(WHAT IS EXPECTED):
Write out the entries below once more, exactly.

(Data entries):
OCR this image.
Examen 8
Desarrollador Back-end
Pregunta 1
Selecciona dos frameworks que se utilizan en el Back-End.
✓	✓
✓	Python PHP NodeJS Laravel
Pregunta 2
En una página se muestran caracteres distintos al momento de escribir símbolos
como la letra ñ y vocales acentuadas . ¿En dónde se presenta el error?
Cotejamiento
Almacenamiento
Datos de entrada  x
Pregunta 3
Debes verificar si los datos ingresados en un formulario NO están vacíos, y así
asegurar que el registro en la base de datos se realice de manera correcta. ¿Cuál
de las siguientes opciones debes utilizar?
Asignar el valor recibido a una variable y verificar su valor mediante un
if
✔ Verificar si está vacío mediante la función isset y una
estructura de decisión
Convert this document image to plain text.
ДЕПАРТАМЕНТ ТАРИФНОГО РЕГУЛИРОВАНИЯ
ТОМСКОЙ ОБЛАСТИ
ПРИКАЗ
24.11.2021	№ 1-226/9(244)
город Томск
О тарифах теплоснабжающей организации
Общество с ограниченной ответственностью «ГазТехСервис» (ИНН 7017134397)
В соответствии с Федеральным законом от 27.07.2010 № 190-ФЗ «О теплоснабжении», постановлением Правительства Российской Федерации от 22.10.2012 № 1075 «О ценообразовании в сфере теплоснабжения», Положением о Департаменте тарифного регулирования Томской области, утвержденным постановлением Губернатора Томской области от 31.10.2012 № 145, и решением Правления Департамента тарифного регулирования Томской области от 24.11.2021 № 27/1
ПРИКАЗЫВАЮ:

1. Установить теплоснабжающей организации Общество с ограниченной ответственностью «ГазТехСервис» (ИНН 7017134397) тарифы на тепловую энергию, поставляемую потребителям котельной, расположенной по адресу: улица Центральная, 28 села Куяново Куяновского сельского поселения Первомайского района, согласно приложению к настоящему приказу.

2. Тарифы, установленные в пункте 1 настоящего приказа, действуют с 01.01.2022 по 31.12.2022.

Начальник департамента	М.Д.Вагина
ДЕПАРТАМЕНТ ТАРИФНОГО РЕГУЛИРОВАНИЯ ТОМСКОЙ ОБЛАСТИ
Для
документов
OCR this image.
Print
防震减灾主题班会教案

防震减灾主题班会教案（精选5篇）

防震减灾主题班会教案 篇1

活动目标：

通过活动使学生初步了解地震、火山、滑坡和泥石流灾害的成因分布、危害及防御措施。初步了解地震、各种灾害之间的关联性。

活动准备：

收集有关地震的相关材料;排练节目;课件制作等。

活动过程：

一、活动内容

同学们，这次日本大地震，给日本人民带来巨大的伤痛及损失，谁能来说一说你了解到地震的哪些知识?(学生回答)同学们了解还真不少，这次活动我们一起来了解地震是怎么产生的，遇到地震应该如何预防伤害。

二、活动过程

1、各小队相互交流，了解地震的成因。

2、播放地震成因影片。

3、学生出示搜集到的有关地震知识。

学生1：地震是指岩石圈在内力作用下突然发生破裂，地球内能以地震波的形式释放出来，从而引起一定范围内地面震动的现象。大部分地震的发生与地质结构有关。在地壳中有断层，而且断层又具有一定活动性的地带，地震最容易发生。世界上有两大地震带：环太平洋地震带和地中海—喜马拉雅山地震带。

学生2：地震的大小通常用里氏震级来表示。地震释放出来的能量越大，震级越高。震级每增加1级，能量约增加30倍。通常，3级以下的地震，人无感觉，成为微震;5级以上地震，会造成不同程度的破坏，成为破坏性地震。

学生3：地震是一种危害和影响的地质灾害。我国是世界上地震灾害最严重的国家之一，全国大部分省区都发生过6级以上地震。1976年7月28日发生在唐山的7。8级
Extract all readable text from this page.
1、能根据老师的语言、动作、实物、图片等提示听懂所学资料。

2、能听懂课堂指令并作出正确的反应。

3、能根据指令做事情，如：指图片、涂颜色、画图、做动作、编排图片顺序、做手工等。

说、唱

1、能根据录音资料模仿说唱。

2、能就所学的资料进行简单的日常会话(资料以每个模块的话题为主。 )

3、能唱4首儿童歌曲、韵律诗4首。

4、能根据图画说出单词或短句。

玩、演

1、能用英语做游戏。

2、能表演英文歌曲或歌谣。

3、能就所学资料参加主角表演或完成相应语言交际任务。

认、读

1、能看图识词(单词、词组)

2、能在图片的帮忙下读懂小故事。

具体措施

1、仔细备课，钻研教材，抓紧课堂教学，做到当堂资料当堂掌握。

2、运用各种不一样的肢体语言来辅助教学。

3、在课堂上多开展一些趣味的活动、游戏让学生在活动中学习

(OUTPUT FOR THIS EXERCISE):
OCR this image.
Examen 8
Desarrollador Back-end
Pregunta 1
Selecciona dos frameworks que se utilizan en el Back-End.
✓	✓
✓	Python PHP NodeJS Laravel
Pregunta 2
En una página se muestran caracteres distintos al momento de escribir símbolos
como la letra ñ y vocales acentuadas . ¿En dónde se presenta el error?
Cotejamiento
Almacenamiento
Datos de entrada  x
Pregunta 3
Debes verificar si los datos ingresados en un formulario NO están vacíos, y así
asegurar que el registro en la base de datos se realice de manera correcta. ¿Cuál
de las siguientes opciones debes utilizar?
Asignar el valor recibido a una variable y verificar su valor mediante un
if
✔ Verificar si está vacío mediante la función isset y una
estructura de decisión
Convert this document image to plain text.
ДЕПАРТАМЕНТ ТАРИФНОГО РЕГУЛИРОВАНИЯ
ТОМСКОЙ ОБЛАСТИ
ПРИКАЗ
24.11.2021	№ 1-226/9(244)
город Томск
О тарифах теплоснабжающей организации
Общество с ограниченной ответственностью «ГазТехСервис» (ИНН 7017134397)
В соответствии с Федеральным законом от 27.07.2010 № 190-ФЗ «О теплоснабжении», постановлением Правительства Российской Федерации от 22.10.2012 № 1075 «О ценообразовании в сфере теплоснабжения», Положением о Департаменте тарифного регулирования Томской области, утвержденным постановлением Губернатора Томской области от 31.10.2012 № 145, и решением Правления Департамента тарифного регулирования Томской области от 24.11.2021 № 27/1
ПРИКАЗЫВАЮ:

1. Установить теплоснабжающей организации Общество с ограниченной ответственностью «ГазТехСервис» (ИНН 7017134397) тарифы на тепловую энергию, поставляемую потребителям котельной, расположенной по адресу: улица Центральная, 28 села Куяново Куяновского сельского поселения Первомайского района, согласно приложению к настоящему приказу.

2. Тарифы, установленные в пункте 1 настоящего приказа, действуют с 01.01.2022 по 31.12.2022.

Начальник департамента	М.Д.Вагина
ДЕПАРТАМЕНТ ТАРИФНОГО РЕГУЛИРОВАНИЯ ТОМСКОЙ ОБЛАСТИ
Для
документов
OCR this image.
Print
防震减灾主题班会教案

防震减灾主题班会教案（精选5篇）

防震减灾主题班会教案 篇1

活动目标：

通过活动使学生初步了解地震、火山、滑坡和泥石流灾害的成因分布、危害及防御措施。初步了解地震、各种灾害之间的关联性。

活动准备：

收集有关地震的相关材料;排练节目;课件制作等。

活动过程：

一、活动内容

同学们，这次日本大地震，给日本人民带来巨大的伤痛及损失，谁能来说一说你了解到地震的哪些知识?(学生回答)同学们了解还真不少，这次活动我们一起来了解地震是怎么产生的，遇到地震应该如何预防伤害。

二、活动过程

1、各小队相互交流，了解地震的成因。

2、播放地震成因影片。

3、学生出示搜集到的有关地震知识。

学生1：地震是指岩石圈在内力作用下突然发生破裂，地球内能以地震波的形式释放出来，从而引起一定范围内地面震动的现象。大部分地震的发生与地质结构有关。在地壳中有断层，而且断层又具有一定活动性的地带，地震最容易发生。世界上有两大地震带：环太平洋地震带和地中海—喜马拉雅山地震带。

学生2：地震的大小通常用里氏震级来表示。地震释放出来的能量越大，震级越高。震级每增加1级，能量约增加30倍。通常，3级以下的地震，人无感觉，成为微震;5级以上地震，会造成不同程度的破坏，成为破坏性地震。

学生3：地震是一种危害和影响的地质灾害。我国是世界上地震灾害最严重的国家之一，全国大部分省区都发生过6级以上地震。1976年7月28日发生在唐山的7。8级
Extract all readable text from this page.
1、能根据老师的语言、动作、实物、图片等提示听懂所学资料。

2、能听懂课堂指令并作出正确的反应。

3、能根据指令做事情，如：指图片、涂颜色、画图、做动作、编排图片顺序、做手工等。

说、唱

1、能根据录音资料模仿说唱。

2、能就所学的资料进行简单的日常会话(资料以每个模块的话题为主。 )

3、能唱4首儿童歌曲、韵律诗4首。

4、能根据图画说出单词或短句。

玩、演

1、能用英语做游戏。

2、能表演英文歌曲或歌谣。

3、能就所学资料参加主角表演或完成相应语言交际任务。

认、读

1、能看图识词(单词、词组)

2、能在图片的帮忙下读懂小故事。

具体措施

1、仔细备课，钻研教材，抓紧课堂教学，做到当堂资料当堂掌握。

2、运用各种不一样的肢体语言来辅助教学。

3、在课堂上多开展一些趣味的活动、游戏让学生在活动中学习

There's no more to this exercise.